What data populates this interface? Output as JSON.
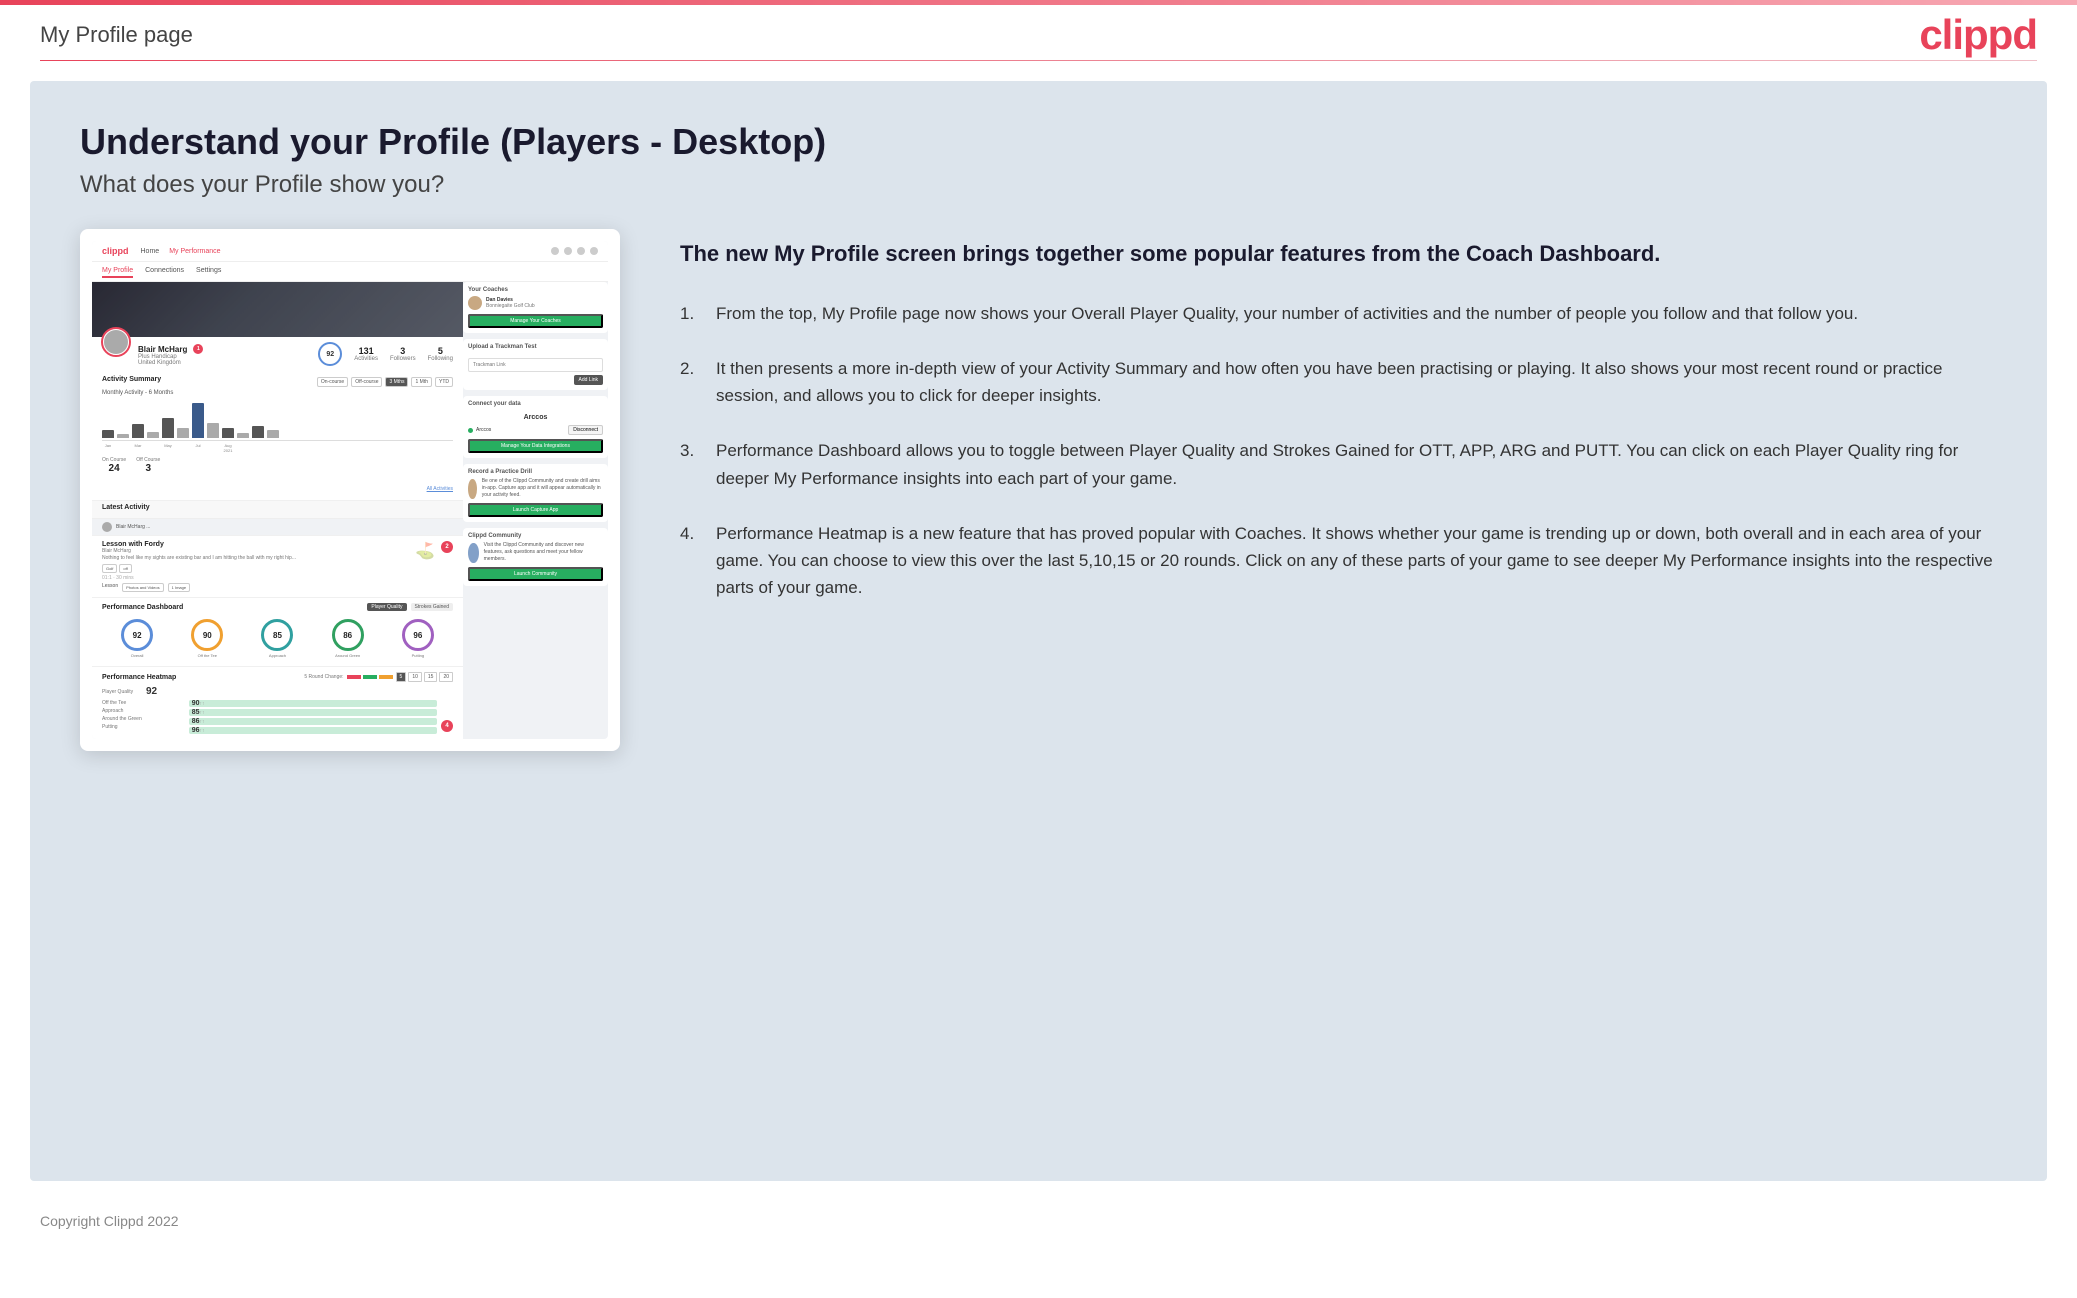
{
  "header": {
    "page_title": "My Profile page",
    "logo_text": "clippd"
  },
  "main": {
    "heading": "Understand your Profile (Players - Desktop)",
    "subheading": "What does your Profile show you?",
    "intro_bold": "The new My Profile screen brings together some popular features from the Coach Dashboard.",
    "list_items": [
      "From the top, My Profile page now shows your Overall Player Quality, your number of activities and the number of people you follow and that follow you.",
      "It then presents a more in-depth view of your Activity Summary and how often you have been practising or playing. It also shows your most recent round or practice session, and allows you to click for deeper insights.",
      "Performance Dashboard allows you to toggle between Player Quality and Strokes Gained for OTT, APP, ARG and PUTT. You can click on each Player Quality ring for deeper My Performance insights into each part of your game.",
      "Performance Heatmap is a new feature that has proved popular with Coaches. It shows whether your game is trending up or down, both overall and in each area of your game. You can choose to view this over the last 5,10,15 or 20 rounds. Click on any of these parts of your game to see deeper My Performance insights into the respective parts of your game."
    ]
  },
  "mockup": {
    "nav_logo": "clippd",
    "nav_links": [
      "Home",
      "My Performance"
    ],
    "tabs": [
      "My Profile",
      "Connections",
      "Settings"
    ],
    "profile": {
      "name": "Blair McHarg",
      "handicap": "Plus Handicap",
      "country": "United Kingdom",
      "quality": "92",
      "activities": "131",
      "followers": "3",
      "following": "5"
    },
    "activity": {
      "title": "Activity Summary",
      "period": "Monthly Activity - 6 Months",
      "on_course": "24",
      "off_course": "3"
    },
    "coaches": {
      "title": "Your Coaches",
      "coach_name": "Dan Davies",
      "coach_club": "Bonniegaite Golf Club",
      "button": "Manage Your Coaches"
    },
    "trackman": {
      "title": "Upload a Trackman Test",
      "placeholder": "Trackman Link",
      "add_btn": "Add Link"
    },
    "connect": {
      "title": "Connect your data",
      "app_name": "Arccos",
      "button": "Manage Your Data Integrations"
    },
    "drill": {
      "title": "Record a Practice Drill",
      "button": "Launch Capture App"
    },
    "community": {
      "title": "Clippd Community",
      "button": "Launch Community"
    },
    "performance": {
      "title": "Performance Dashboard",
      "toggle1": "Player Quality",
      "toggle2": "Strokes Gained",
      "rings": [
        {
          "value": "92",
          "label": "Overall",
          "color": "blue"
        },
        {
          "value": "90",
          "label": "Off the Tee",
          "color": "orange"
        },
        {
          "value": "85",
          "label": "Approach",
          "color": "teal"
        },
        {
          "value": "86",
          "label": "Around the Green",
          "color": "green"
        },
        {
          "value": "96",
          "label": "Putting",
          "color": "purple"
        }
      ]
    },
    "heatmap": {
      "title": "Performance Heatmap",
      "change_label": "5 Round Change:",
      "rounds": [
        "5",
        "10",
        "15",
        "20"
      ],
      "rows": [
        {
          "label": "Player Quality",
          "value": "92"
        },
        {
          "label": "Off the Tee",
          "value": "90",
          "cell": "90 ↑↑"
        },
        {
          "label": "Approach",
          "value": "85",
          "cell": "85 ↑↑"
        },
        {
          "label": "Around the Green",
          "value": "86",
          "cell": "86 ↑↑"
        },
        {
          "label": "Putting",
          "value": "96",
          "cell": "96 ↑↑"
        }
      ]
    },
    "lesson": {
      "title": "Lesson with Fordy",
      "coach": "Blair McHarg",
      "text": "Nothing to feel like my sights are existing...",
      "tags": [
        "Grit",
        "off"
      ],
      "date": "01:1 · 30 mins",
      "media": "0 Photos and Videos",
      "images": "1 Image"
    },
    "latest_activity": {
      "title": "Latest Activity",
      "user": "Blair McHarg",
      "info": "..."
    }
  },
  "footer": {
    "copyright": "Copyright Clippd 2022"
  }
}
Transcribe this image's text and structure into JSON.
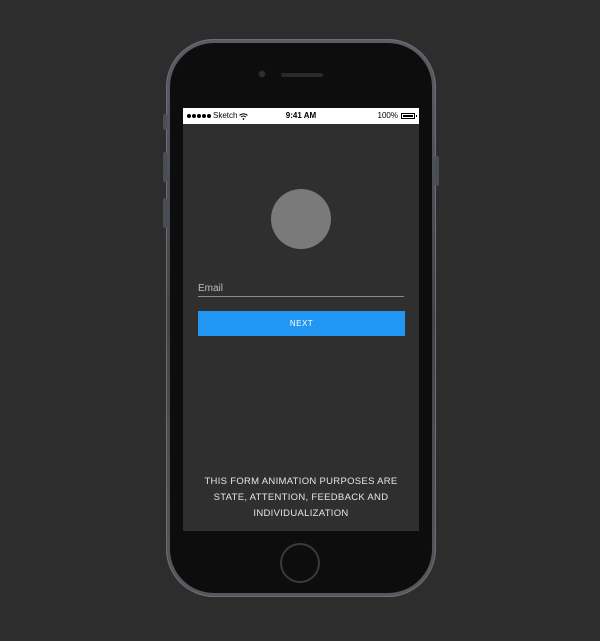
{
  "status_bar": {
    "carrier": "Sketch",
    "time": "9:41 AM",
    "battery": "100%"
  },
  "form": {
    "email_placeholder": "Email",
    "next_label": "NEXT"
  },
  "info": {
    "line1": "THIS FORM ANIMATION PURPOSES ARE",
    "line2": "STATE, ATTENTION, FEEDBACK AND",
    "line3": "INDIVIDUALIZATION"
  },
  "colors": {
    "background": "#2d2d2d",
    "screen": "#2f2f2f",
    "accent": "#2196f3",
    "avatar": "#7a7a7a"
  },
  "icons": {
    "signal": "signal-dots-icon",
    "wifi": "wifi-icon",
    "battery": "battery-icon"
  }
}
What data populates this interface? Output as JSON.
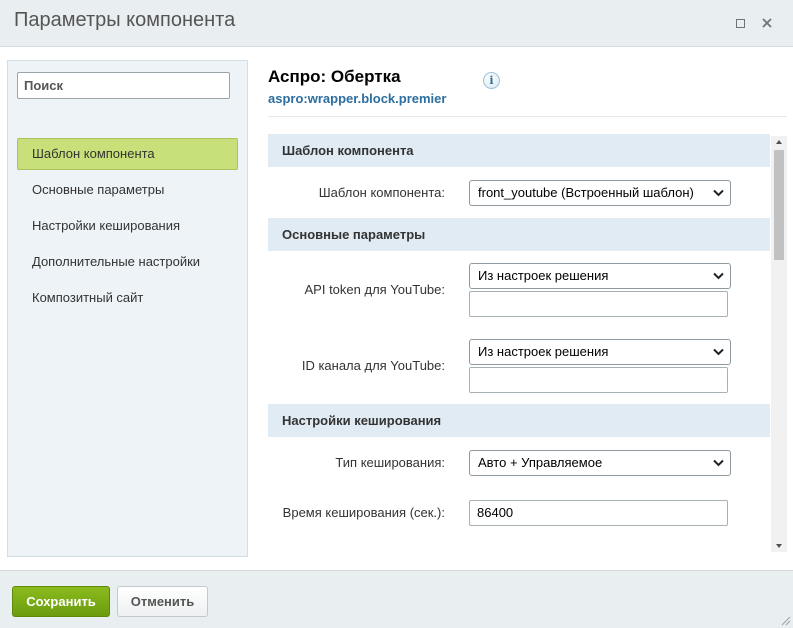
{
  "window": {
    "title": "Параметры компонента"
  },
  "sidebar": {
    "search_placeholder": "Поиск",
    "items": [
      {
        "label": "Шаблон компонента",
        "active": true
      },
      {
        "label": "Основные параметры"
      },
      {
        "label": "Настройки кеширования"
      },
      {
        "label": "Дополнительные настройки"
      },
      {
        "label": "Композитный сайт"
      }
    ]
  },
  "component": {
    "title": "Аспро: Обертка",
    "code": "aspro:wrapper.block.premier",
    "info_icon": "i"
  },
  "sections": {
    "template": {
      "header": "Шаблон компонента",
      "template_label": "Шаблон компонента:",
      "template_value": "front_youtube (Встроенный шаблон)"
    },
    "main": {
      "header": "Основные параметры",
      "api_label": "API token для YouTube:",
      "api_select": "Из настроек решения",
      "api_input": "",
      "channel_label": "ID канала для YouTube:",
      "channel_select": "Из настроек решения",
      "channel_input": ""
    },
    "cache": {
      "header": "Настройки кеширования",
      "type_label": "Тип кеширования:",
      "type_value": "Авто + Управляемое",
      "time_label": "Время кеширования (сек.):",
      "time_value": "86400"
    }
  },
  "footer": {
    "save_label": "Сохранить",
    "cancel_label": "Отменить"
  },
  "colors": {
    "save_button": "#7aab15",
    "active_nav": "#c8e07a",
    "section_header": "#e0ebf3",
    "component_code": "#2c6e9e"
  }
}
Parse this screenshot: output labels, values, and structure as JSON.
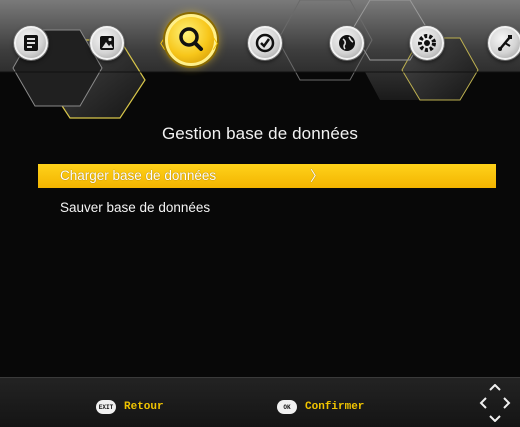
{
  "header": {
    "icons": [
      {
        "name": "tv-list-icon"
      },
      {
        "name": "picture-icon"
      },
      {
        "name": "search-icon",
        "active": true
      },
      {
        "name": "clock-icon"
      },
      {
        "name": "globe-icon"
      },
      {
        "name": "gear-icon"
      },
      {
        "name": "usb-icon"
      }
    ]
  },
  "page": {
    "title": "Gestion base de données"
  },
  "menu": {
    "items": [
      {
        "label": "Charger base de données",
        "selected": true,
        "chevron": "〉"
      },
      {
        "label": "Sauver base de données",
        "selected": false
      }
    ]
  },
  "footer": {
    "exit_key": "EXIT",
    "exit_label": "Retour",
    "ok_key": "OK",
    "ok_label": "Confirmer"
  },
  "colors": {
    "accent": "#f5c400",
    "background": "#080808"
  }
}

______________________________

GIVEN INSTRUCTION:
Every entry must be reproduced exactly, with the images left out.

RESULT BELOW:
What data populates this interface? Output as JSON.
{
  "header": {
    "page_title": "My Profile page",
    "logo_text": "clippd"
  },
  "main": {
    "heading": "Understand your Profile (Players - Desktop)",
    "subheading": "What does your Profile show you?",
    "intro_bold": "The new My Profile screen brings together some popular features from the Coach Dashboard.",
    "list_items": [
      "From the top, My Profile page now shows your Overall Player Quality, your number of activities and the number of people you follow and that follow you.",
      "It then presents a more in-depth view of your Activity Summary and how often you have been practising or playing. It also shows your most recent round or practice session, and allows you to click for deeper insights.",
      "Performance Dashboard allows you to toggle between Player Quality and Strokes Gained for OTT, APP, ARG and PUTT. You can click on each Player Quality ring for deeper My Performance insights into each part of your game.",
      "Performance Heatmap is a new feature that has proved popular with Coaches. It shows whether your game is trending up or down, both overall and in each area of your game. You can choose to view this over the last 5,10,15 or 20 rounds. Click on any of these parts of your game to see deeper My Performance insights into the respective parts of your game."
    ]
  },
  "mockup": {
    "nav_logo": "clippd",
    "nav_links": [
      "Home",
      "My Performance"
    ],
    "tabs": [
      "My Profile",
      "Connections",
      "Settings"
    ],
    "profile": {
      "name": "Blair McHarg",
      "handicap": "Plus Handicap",
      "country": "United Kingdom",
      "quality": "92",
      "activities": "131",
      "followers": "3",
      "following": "5"
    },
    "activity": {
      "title": "Activity Summary",
      "period": "Monthly Activity - 6 Months",
      "on_course": "24",
      "off_course": "3"
    },
    "coaches": {
      "title": "Your Coaches",
      "coach_name": "Dan Davies",
      "coach_club": "Bonniegaite Golf Club",
      "button": "Manage Your Coaches"
    },
    "trackman": {
      "title": "Upload a Trackman Test",
      "placeholder": "Trackman Link",
      "add_btn": "Add Link"
    },
    "connect": {
      "title": "Connect your data",
      "app_name": "Arccos",
      "button": "Manage Your Data Integrations"
    },
    "drill": {
      "title": "Record a Practice Drill",
      "button": "Launch Capture App"
    },
    "community": {
      "title": "Clippd Community",
      "button": "Launch Community"
    },
    "performance": {
      "title": "Performance Dashboard",
      "toggle1": "Player Quality",
      "toggle2": "Strokes Gained",
      "rings": [
        {
          "value": "92",
          "label": "Overall",
          "color": "blue"
        },
        {
          "value": "90",
          "label": "Off the Tee",
          "color": "orange"
        },
        {
          "value": "85",
          "label": "Approach",
          "color": "teal"
        },
        {
          "value": "86",
          "label": "Around the Green",
          "color": "green"
        },
        {
          "value": "96",
          "label": "Putting",
          "color": "purple"
        }
      ]
    },
    "heatmap": {
      "title": "Performance Heatmap",
      "change_label": "5 Round Change:",
      "rounds": [
        "5",
        "10",
        "15",
        "20"
      ],
      "rows": [
        {
          "label": "Player Quality",
          "value": "92"
        },
        {
          "label": "Off the Tee",
          "value": "90",
          "cell": "90 ↑↑"
        },
        {
          "label": "Approach",
          "value": "85",
          "cell": "85 ↑↑"
        },
        {
          "label": "Around the Green",
          "value": "86",
          "cell": "86 ↑↑"
        },
        {
          "label": "Putting",
          "value": "96",
          "cell": "96 ↑↑"
        }
      ]
    },
    "lesson": {
      "title": "Lesson with Fordy",
      "coach": "Blair McHarg",
      "text": "Nothing to feel like my sights are existing...",
      "tags": [
        "Grit",
        "off"
      ],
      "date": "01:1 · 30 mins",
      "media": "0 Photos and Videos",
      "images": "1 Image"
    },
    "latest_activity": {
      "title": "Latest Activity",
      "user": "Blair McHarg",
      "info": "..."
    }
  },
  "footer": {
    "copyright": "Copyright Clippd 2022"
  }
}
Transcribe this image's text and structure into JSON.
{
  "status_bar": {
    "carrier": "Sketch",
    "time": "9:41 AM",
    "battery": "100%"
  },
  "form": {
    "email_placeholder": "Email",
    "next_label": "NEXT"
  },
  "info": {
    "line1": "THIS FORM ANIMATION PURPOSES ARE",
    "line2": "STATE, ATTENTION, FEEDBACK AND",
    "line3": "INDIVIDUALIZATION"
  },
  "colors": {
    "background": "#2d2d2d",
    "screen": "#2f2f2f",
    "accent": "#2196f3",
    "avatar": "#7a7a7a"
  },
  "icons": {
    "signal": "signal-dots-icon",
    "wifi": "wifi-icon",
    "battery": "battery-icon"
  }
}
What data populates this interface? Output as JSON.
{
  "window": {
    "title": "Параметры компонента"
  },
  "sidebar": {
    "search_placeholder": "Поиск",
    "items": [
      {
        "label": "Шаблон компонента",
        "active": true
      },
      {
        "label": "Основные параметры"
      },
      {
        "label": "Настройки кеширования"
      },
      {
        "label": "Дополнительные настройки"
      },
      {
        "label": "Композитный сайт"
      }
    ]
  },
  "component": {
    "title": "Аспро: Обертка",
    "code": "aspro:wrapper.block.premier",
    "info_icon": "i"
  },
  "sections": {
    "template": {
      "header": "Шаблон компонента",
      "template_label": "Шаблон компонента:",
      "template_value": "front_youtube (Встроенный шаблон)"
    },
    "main": {
      "header": "Основные параметры",
      "api_label": "API token для YouTube:",
      "api_select": "Из настроек решения",
      "api_input": "",
      "channel_label": "ID канала для YouTube:",
      "channel_select": "Из настроек решения",
      "channel_input": ""
    },
    "cache": {
      "header": "Настройки кеширования",
      "type_label": "Тип кеширования:",
      "type_value": "Авто + Управляемое",
      "time_label": "Время кеширования (сек.):",
      "time_value": "86400"
    }
  },
  "footer": {
    "save_label": "Сохранить",
    "cancel_label": "Отменить"
  },
  "colors": {
    "save_button": "#7aab15",
    "active_nav": "#c8e07a",
    "section_header": "#e0ebf3",
    "component_code": "#2c6e9e"
  }
}
Parse this screenshot: output labels, values, and structure as JSON.
{
  "header": {
    "icons": [
      {
        "name": "tv-list-icon"
      },
      {
        "name": "picture-icon"
      },
      {
        "name": "search-icon",
        "active": true
      },
      {
        "name": "clock-icon"
      },
      {
        "name": "globe-icon"
      },
      {
        "name": "gear-icon"
      },
      {
        "name": "usb-icon"
      }
    ]
  },
  "page": {
    "title": "Gestion base de données"
  },
  "menu": {
    "items": [
      {
        "label": "Charger base de données",
        "selected": true,
        "chevron": "〉"
      },
      {
        "label": "Sauver base de données",
        "selected": false
      }
    ]
  },
  "footer": {
    "exit_key": "EXIT",
    "exit_label": "Retour",
    "ok_key": "OK",
    "ok_label": "Confirmer"
  },
  "colors": {
    "accent": "#f5c400",
    "background": "#080808"
  }
}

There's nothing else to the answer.